begin
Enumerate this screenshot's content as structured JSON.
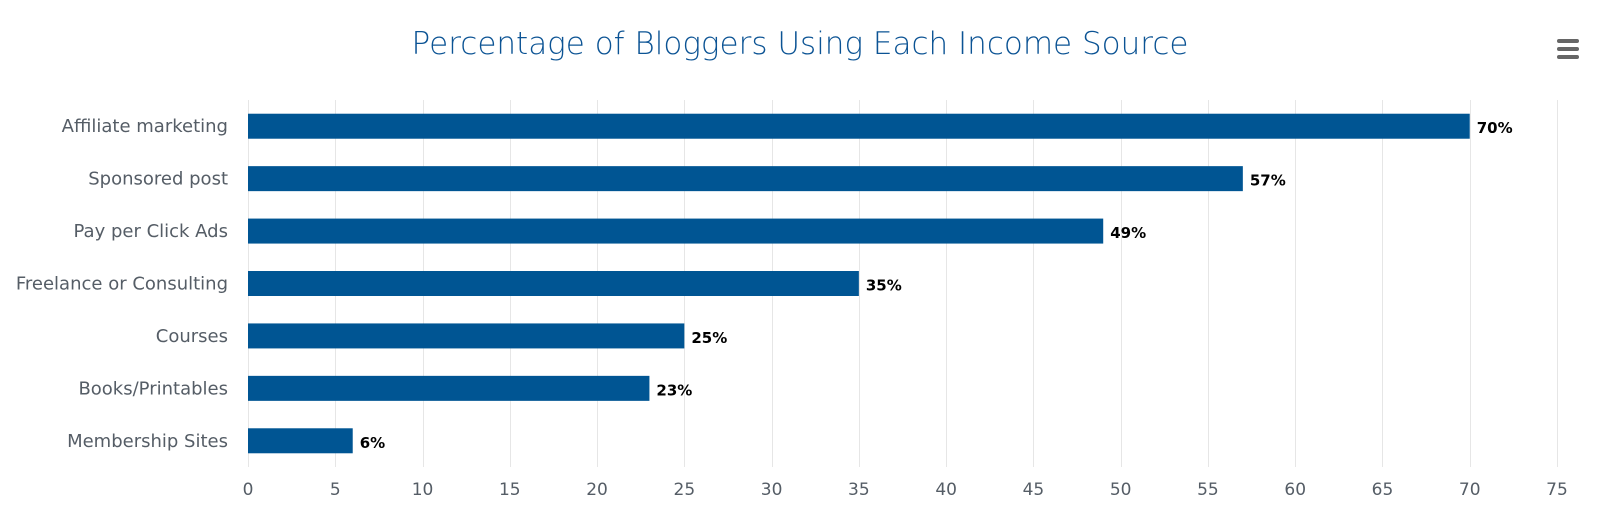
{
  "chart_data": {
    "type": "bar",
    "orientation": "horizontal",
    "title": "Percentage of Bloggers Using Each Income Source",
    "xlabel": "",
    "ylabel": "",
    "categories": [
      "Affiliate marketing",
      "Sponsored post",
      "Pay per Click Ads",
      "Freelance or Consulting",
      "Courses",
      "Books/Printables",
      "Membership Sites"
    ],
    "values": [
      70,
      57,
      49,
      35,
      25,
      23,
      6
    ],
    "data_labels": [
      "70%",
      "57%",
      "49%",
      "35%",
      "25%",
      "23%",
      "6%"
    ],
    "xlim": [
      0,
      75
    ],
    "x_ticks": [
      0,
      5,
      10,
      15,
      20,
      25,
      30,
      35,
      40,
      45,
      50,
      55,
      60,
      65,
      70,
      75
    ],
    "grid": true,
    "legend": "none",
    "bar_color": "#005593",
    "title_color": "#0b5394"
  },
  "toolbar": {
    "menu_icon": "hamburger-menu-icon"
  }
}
end
begin
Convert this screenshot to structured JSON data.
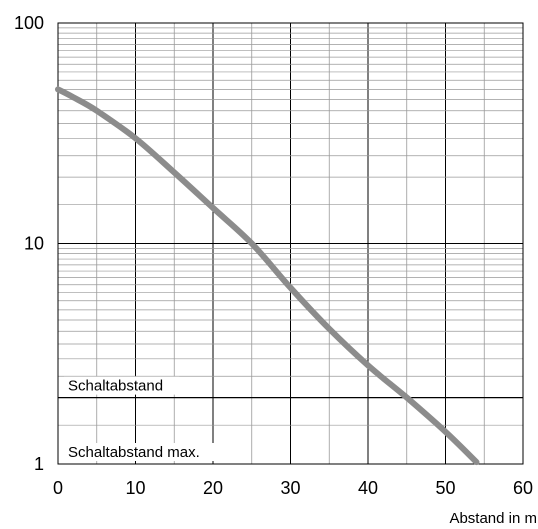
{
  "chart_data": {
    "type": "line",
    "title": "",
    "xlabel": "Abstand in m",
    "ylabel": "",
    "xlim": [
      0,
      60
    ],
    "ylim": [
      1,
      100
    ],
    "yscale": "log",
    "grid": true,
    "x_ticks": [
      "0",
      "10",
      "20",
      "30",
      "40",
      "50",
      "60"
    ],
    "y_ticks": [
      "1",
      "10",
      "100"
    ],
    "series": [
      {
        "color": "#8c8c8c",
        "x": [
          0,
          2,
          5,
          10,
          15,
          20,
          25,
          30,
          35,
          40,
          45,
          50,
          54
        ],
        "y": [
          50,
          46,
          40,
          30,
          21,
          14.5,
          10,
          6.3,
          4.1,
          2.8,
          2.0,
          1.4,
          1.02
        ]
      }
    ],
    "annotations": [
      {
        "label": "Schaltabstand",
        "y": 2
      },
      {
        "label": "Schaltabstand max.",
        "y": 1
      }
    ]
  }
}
end
-- EXERCISE BRIEF --
What is the number of lines in the records above that include the word "screenshot"? Reply with that number and nothing more.

-- THE COMPLETED TASK --
2